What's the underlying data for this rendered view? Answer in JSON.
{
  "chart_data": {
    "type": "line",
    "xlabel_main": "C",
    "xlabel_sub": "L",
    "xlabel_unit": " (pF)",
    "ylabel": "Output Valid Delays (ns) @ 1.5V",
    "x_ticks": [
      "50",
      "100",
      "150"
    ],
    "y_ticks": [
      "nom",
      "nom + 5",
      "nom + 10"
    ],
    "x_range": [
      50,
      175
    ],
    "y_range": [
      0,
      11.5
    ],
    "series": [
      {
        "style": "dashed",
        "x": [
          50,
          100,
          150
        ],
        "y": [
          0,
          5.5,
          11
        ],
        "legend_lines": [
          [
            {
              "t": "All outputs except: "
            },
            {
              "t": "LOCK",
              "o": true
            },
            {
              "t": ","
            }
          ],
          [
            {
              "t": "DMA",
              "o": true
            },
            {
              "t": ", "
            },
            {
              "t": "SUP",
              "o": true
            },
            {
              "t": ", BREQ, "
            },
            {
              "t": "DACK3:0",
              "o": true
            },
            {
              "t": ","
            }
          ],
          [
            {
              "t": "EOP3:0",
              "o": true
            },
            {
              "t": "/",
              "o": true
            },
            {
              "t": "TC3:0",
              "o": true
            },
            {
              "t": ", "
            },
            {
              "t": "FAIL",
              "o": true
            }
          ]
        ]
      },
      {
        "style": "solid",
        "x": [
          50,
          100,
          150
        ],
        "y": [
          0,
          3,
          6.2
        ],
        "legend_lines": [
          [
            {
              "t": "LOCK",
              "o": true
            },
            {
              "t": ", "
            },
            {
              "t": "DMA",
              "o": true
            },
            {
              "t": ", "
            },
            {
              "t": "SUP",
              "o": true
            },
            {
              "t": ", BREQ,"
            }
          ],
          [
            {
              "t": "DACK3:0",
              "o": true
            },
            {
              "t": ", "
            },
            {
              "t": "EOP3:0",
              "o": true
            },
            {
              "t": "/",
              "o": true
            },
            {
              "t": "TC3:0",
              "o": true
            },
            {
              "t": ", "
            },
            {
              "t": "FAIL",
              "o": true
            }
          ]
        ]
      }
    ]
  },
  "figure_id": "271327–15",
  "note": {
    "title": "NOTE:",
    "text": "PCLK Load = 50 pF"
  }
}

» **Problem to solve**
Recopy the whole listing exactly.

» **Task answer**
What's the underlying data for this rendered view? Answer in JSON.
{
  "chart_data": {
    "type": "line",
    "xlabel_main": "C",
    "xlabel_sub": "L",
    "xlabel_unit": " (pF)",
    "ylabel": "Output Valid Delays (ns) @ 1.5V",
    "x_ticks": [
      "50",
      "100",
      "150"
    ],
    "y_ticks": [
      "nom",
      "nom + 5",
      "nom + 10"
    ],
    "x_range": [
      50,
      175
    ],
    "y_range": [
      0,
      11.5
    ],
    "series": [
      {
        "style": "dashed",
        "x": [
          50,
          100,
          150
        ],
        "y": [
          0,
          5.5,
          11
        ],
        "legend_lines": [
          [
            {
              "t": "All outputs except: "
            },
            {
              "t": "LOCK",
              "o": true
            },
            {
              "t": ","
            }
          ],
          [
            {
              "t": "DMA",
              "o": true
            },
            {
              "t": ", "
            },
            {
              "t": "SUP",
              "o": true
            },
            {
              "t": ", BREQ, "
            },
            {
              "t": "DACK3:0",
              "o": true
            },
            {
              "t": ","
            }
          ],
          [
            {
              "t": "EOP3:0",
              "o": true
            },
            {
              "t": "/",
              "o": true
            },
            {
              "t": "TC3:0",
              "o": true
            },
            {
              "t": ", "
            },
            {
              "t": "FAIL",
              "o": true
            }
          ]
        ]
      },
      {
        "style": "solid",
        "x": [
          50,
          100,
          150
        ],
        "y": [
          0,
          3,
          6.2
        ],
        "legend_lines": [
          [
            {
              "t": "LOCK",
              "o": true
            },
            {
              "t": ", "
            },
            {
              "t": "DMA",
              "o": true
            },
            {
              "t": ", "
            },
            {
              "t": "SUP",
              "o": true
            },
            {
              "t": ", BREQ,"
            }
          ],
          [
            {
              "t": "DACK3:0",
              "o": true
            },
            {
              "t": ", "
            },
            {
              "t": "EOP3:0",
              "o": true
            },
            {
              "t": "/",
              "o": true
            },
            {
              "t": "TC3:0",
              "o": true
            },
            {
              "t": ", "
            },
            {
              "t": "FAIL",
              "o": true
            }
          ]
        ]
      }
    ]
  },
  "figure_id": "271327–15",
  "note": {
    "title": "NOTE:",
    "text": "PCLK Load = 50 pF"
  }
}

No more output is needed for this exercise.